▸ **WORK TO COMPLETE**
List each line in the items below that contains the string "text".

--- DATA PROVIDED ---

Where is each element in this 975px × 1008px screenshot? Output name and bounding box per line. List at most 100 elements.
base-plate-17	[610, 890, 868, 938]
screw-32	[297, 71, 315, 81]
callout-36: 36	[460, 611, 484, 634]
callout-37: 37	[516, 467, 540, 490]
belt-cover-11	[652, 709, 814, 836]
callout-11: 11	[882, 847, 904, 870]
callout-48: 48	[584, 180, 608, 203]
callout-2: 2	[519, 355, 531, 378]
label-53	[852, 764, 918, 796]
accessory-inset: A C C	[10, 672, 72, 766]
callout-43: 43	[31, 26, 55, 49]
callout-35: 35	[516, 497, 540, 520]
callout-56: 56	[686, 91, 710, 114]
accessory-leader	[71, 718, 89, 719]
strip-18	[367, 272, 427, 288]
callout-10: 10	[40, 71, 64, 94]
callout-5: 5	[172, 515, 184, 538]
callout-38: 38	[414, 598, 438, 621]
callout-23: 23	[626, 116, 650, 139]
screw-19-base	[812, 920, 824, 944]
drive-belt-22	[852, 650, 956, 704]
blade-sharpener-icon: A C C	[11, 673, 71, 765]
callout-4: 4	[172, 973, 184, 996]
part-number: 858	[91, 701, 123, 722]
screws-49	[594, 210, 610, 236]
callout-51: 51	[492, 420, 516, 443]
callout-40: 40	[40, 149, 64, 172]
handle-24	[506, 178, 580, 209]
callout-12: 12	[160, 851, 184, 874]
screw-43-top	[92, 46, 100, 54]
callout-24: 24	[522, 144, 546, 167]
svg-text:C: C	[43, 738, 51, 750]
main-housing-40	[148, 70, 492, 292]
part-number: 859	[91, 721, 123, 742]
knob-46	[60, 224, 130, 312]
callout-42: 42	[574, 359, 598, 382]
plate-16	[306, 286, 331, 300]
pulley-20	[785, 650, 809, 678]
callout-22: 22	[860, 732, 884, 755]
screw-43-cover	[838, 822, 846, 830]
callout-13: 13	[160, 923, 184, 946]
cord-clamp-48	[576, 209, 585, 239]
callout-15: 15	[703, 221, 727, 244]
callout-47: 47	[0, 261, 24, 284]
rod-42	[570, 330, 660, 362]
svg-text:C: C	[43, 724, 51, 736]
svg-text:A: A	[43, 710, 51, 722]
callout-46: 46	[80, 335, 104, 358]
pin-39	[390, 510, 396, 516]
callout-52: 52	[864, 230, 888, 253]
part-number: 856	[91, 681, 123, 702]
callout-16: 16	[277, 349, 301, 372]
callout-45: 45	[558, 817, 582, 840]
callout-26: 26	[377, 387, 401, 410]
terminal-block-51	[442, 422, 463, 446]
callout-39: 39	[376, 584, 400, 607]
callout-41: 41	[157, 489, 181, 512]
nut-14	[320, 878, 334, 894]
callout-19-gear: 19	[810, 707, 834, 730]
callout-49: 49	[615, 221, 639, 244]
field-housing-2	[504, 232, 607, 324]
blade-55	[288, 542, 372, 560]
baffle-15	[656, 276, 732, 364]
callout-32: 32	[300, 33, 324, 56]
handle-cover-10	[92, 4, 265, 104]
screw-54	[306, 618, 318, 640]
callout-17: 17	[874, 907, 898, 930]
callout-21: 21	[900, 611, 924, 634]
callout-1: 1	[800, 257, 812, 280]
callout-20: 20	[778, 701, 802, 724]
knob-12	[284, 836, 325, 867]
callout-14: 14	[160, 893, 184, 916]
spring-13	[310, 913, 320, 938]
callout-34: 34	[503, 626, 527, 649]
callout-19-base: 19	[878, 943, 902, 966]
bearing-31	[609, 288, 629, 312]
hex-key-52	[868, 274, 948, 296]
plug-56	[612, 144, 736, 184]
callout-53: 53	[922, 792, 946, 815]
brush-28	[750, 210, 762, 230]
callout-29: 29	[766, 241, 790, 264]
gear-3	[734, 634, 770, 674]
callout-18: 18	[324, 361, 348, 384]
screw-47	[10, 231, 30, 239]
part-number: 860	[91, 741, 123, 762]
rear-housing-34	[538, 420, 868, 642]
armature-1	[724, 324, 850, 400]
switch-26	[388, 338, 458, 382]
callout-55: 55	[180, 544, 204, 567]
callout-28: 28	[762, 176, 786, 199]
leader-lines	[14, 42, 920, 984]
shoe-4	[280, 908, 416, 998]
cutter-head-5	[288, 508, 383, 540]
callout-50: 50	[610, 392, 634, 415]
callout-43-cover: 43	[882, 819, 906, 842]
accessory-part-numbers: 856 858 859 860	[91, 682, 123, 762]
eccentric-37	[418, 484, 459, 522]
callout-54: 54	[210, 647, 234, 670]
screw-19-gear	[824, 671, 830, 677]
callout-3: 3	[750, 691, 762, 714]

---

▸ **PROBLEM SOLUTION**
svg-text:C: C	[43, 738, 51, 750]
svg-text:C: C	[43, 724, 51, 736]
svg-text:A: A	[43, 710, 51, 722]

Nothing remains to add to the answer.